Job — Search the material for the string "structured", then return every line where it is found.

Items from a figure collection —
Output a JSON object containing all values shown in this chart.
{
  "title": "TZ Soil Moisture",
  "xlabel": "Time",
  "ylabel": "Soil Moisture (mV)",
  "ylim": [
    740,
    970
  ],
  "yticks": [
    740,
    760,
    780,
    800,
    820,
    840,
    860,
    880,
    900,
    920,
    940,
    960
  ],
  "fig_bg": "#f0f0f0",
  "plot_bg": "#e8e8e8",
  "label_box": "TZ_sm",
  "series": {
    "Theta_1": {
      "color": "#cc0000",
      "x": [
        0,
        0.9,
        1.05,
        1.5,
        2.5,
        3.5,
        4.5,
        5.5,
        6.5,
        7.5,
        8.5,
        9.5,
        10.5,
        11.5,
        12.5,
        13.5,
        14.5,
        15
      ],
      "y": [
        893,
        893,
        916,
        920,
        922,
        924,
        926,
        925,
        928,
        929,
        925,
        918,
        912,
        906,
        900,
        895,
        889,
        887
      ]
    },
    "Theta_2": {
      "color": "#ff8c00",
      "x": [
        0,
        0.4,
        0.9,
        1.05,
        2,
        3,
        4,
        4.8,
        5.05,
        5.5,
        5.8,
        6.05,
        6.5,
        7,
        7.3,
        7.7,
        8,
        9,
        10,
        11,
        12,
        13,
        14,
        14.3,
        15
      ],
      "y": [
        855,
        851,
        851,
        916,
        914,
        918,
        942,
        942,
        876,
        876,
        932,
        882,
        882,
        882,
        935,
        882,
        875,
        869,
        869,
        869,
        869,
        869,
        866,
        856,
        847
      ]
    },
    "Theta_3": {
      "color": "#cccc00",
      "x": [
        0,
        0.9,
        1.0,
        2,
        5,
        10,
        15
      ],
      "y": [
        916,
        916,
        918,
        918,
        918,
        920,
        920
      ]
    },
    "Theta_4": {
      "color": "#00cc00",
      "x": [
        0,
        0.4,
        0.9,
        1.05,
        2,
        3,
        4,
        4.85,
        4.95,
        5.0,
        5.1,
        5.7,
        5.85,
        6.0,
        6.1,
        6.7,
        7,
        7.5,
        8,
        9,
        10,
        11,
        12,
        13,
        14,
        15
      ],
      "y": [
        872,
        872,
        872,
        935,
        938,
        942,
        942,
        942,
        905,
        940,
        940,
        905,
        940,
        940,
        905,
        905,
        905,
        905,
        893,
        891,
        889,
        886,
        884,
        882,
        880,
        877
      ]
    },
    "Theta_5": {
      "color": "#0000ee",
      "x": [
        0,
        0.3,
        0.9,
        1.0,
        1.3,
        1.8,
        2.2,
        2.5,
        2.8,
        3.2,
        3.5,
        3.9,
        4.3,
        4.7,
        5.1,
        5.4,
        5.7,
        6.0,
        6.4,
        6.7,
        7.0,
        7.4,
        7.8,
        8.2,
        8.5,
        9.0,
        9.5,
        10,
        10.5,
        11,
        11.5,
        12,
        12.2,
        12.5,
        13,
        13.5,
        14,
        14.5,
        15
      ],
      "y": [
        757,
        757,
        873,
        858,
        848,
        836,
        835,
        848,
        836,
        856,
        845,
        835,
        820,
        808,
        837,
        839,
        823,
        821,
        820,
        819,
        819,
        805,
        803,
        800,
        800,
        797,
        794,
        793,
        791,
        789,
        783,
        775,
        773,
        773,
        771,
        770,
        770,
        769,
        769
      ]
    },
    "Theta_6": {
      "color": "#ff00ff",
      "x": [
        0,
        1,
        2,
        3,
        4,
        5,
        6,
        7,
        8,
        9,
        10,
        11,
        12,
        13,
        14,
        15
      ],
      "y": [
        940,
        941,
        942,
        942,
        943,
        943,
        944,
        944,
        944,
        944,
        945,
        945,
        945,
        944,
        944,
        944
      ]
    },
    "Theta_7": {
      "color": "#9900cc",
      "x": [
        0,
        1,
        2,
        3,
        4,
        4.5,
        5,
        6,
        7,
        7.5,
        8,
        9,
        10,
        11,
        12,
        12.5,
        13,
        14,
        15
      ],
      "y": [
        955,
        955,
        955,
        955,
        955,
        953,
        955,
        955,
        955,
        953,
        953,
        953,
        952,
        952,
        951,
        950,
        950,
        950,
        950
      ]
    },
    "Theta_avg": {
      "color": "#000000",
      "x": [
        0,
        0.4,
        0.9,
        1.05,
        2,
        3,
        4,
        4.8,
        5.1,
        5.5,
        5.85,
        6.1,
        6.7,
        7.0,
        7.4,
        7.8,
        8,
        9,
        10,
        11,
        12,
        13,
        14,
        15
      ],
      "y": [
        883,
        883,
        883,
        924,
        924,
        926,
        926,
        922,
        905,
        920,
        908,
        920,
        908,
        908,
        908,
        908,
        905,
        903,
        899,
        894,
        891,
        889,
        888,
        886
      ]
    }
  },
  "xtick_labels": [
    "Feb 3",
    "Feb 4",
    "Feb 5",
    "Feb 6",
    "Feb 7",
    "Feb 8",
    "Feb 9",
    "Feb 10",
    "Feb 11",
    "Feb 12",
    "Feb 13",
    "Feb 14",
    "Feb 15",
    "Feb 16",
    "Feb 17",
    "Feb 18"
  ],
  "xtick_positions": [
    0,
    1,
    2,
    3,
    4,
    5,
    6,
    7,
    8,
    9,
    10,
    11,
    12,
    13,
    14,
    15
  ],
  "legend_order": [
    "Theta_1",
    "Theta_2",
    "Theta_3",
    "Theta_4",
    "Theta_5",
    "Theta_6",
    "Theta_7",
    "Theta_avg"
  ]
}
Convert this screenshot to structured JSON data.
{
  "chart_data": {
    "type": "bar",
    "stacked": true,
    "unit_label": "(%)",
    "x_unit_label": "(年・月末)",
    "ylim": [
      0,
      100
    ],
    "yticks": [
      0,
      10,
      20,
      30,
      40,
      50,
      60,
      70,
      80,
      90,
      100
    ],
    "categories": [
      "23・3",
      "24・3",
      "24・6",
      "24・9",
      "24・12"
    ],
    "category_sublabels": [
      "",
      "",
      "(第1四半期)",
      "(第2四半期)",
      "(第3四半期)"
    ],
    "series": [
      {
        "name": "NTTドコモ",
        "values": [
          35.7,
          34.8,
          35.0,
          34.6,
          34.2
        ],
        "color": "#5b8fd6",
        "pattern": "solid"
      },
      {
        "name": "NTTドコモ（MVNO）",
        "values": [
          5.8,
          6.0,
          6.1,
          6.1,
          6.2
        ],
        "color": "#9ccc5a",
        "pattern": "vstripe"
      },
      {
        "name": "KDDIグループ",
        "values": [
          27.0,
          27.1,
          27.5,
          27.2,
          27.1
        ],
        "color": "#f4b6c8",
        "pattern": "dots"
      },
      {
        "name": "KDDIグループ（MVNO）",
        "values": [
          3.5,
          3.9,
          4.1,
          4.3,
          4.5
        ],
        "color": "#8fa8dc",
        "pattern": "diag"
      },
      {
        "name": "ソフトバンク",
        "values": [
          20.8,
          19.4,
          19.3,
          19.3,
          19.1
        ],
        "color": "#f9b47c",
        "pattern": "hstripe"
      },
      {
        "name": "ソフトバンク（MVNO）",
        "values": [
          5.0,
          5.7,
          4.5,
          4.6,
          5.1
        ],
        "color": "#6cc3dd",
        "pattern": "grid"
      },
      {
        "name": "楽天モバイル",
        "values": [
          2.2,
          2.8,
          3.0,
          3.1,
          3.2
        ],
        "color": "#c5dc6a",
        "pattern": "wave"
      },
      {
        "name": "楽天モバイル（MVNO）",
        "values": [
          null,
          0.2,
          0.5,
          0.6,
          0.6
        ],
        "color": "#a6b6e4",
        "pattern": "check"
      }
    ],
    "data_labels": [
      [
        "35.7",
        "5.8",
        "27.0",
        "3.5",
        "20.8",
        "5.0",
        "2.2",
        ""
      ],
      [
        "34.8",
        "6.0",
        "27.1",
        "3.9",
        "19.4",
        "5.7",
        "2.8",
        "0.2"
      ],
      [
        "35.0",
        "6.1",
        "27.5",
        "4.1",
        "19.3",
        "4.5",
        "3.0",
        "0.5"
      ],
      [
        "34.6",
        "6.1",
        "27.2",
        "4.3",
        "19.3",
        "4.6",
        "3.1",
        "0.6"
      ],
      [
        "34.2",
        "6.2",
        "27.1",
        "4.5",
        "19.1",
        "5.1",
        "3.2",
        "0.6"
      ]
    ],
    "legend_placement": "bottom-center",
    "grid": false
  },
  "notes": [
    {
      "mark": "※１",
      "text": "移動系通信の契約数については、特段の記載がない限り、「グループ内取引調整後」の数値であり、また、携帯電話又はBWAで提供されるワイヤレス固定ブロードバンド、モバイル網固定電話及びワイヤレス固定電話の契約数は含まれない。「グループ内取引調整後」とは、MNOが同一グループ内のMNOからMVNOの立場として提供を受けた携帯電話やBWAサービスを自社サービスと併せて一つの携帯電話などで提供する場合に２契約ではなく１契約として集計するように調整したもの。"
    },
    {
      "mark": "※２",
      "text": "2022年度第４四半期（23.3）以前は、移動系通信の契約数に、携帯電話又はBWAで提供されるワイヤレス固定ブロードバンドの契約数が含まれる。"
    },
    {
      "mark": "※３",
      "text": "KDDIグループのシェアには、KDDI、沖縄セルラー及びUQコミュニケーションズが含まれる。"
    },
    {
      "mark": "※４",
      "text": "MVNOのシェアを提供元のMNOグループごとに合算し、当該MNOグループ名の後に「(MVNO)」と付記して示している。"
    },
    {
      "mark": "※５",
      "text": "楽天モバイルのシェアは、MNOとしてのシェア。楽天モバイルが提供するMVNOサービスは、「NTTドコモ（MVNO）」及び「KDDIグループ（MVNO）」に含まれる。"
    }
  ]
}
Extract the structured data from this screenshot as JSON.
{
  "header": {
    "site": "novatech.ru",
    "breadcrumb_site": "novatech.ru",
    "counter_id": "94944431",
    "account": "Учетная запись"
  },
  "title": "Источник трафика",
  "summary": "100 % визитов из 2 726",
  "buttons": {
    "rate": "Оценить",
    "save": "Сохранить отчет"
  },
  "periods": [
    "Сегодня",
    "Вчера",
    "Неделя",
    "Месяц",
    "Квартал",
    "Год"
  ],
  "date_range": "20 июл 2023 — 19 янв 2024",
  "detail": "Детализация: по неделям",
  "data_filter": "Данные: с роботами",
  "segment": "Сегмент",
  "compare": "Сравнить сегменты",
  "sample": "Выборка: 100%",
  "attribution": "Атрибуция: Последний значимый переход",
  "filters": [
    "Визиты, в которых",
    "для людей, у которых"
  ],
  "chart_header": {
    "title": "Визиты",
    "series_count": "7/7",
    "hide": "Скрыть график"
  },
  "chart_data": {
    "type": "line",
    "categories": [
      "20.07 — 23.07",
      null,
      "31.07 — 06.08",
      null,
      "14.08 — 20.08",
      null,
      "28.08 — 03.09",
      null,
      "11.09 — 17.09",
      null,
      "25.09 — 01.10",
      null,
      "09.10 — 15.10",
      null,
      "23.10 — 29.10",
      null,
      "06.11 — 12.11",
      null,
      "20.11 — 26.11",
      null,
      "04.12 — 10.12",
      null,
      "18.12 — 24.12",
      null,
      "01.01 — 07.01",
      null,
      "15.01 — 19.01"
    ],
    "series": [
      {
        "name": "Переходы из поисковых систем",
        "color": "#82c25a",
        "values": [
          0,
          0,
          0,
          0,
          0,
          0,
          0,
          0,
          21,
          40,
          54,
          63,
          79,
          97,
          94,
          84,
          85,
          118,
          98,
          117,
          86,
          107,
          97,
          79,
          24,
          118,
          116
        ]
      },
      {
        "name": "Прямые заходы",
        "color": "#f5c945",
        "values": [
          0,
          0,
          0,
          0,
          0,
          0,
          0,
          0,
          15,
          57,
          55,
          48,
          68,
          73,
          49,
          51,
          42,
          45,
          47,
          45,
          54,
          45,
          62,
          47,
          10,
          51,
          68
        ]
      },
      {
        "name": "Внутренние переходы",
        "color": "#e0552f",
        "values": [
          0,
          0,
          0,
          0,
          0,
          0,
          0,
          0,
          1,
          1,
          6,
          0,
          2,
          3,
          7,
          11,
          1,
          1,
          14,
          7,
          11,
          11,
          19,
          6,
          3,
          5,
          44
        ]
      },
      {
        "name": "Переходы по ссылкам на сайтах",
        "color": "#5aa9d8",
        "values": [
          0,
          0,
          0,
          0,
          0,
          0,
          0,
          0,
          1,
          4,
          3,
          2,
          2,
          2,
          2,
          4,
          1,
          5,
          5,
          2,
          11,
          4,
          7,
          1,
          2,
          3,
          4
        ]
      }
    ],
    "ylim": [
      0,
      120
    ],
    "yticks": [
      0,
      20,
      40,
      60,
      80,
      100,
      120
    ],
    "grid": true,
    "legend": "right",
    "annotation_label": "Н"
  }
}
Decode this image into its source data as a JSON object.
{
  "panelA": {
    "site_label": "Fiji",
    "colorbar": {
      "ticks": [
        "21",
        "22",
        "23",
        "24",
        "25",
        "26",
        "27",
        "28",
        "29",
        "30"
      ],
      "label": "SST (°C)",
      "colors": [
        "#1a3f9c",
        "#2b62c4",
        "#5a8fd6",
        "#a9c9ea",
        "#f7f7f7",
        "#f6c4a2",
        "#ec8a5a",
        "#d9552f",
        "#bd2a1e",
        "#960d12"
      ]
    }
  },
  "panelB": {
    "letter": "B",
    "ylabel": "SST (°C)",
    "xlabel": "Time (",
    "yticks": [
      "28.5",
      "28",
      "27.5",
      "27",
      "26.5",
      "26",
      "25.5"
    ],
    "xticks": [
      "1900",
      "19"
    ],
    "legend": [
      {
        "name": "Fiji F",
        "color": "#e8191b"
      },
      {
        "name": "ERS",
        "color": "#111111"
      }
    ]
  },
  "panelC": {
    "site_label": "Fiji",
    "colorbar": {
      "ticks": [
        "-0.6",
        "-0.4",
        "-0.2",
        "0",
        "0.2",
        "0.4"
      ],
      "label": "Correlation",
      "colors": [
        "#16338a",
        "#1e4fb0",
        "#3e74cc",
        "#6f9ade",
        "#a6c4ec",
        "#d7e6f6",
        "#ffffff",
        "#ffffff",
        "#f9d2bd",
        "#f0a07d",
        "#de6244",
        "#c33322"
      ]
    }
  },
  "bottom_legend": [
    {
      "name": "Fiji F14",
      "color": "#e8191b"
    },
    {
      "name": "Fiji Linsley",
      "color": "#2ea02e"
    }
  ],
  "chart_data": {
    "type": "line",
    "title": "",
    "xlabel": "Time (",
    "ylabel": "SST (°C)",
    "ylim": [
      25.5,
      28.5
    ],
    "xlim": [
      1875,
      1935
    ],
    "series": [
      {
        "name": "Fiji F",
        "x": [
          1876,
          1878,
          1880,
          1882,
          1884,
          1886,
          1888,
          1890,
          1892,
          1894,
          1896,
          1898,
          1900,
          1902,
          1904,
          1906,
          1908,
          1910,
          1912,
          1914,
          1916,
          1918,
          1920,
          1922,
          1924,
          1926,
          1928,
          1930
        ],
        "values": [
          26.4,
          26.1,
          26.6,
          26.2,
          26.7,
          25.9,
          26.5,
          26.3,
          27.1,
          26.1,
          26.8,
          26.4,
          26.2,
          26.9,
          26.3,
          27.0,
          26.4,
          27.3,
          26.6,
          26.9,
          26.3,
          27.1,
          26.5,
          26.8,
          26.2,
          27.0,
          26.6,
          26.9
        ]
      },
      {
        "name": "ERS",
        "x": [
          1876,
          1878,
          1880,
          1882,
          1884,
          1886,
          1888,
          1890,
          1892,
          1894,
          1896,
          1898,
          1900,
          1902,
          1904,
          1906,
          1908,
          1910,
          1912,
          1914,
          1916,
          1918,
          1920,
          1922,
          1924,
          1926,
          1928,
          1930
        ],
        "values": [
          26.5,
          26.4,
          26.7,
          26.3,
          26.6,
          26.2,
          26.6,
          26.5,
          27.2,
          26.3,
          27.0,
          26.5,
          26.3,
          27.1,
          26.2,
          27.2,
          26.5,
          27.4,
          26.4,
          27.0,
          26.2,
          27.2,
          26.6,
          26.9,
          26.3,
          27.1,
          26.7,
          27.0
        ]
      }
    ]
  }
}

Result of this task —
Convert this screenshot to structured JSON data.
Extract the structured data from this screenshot as JSON.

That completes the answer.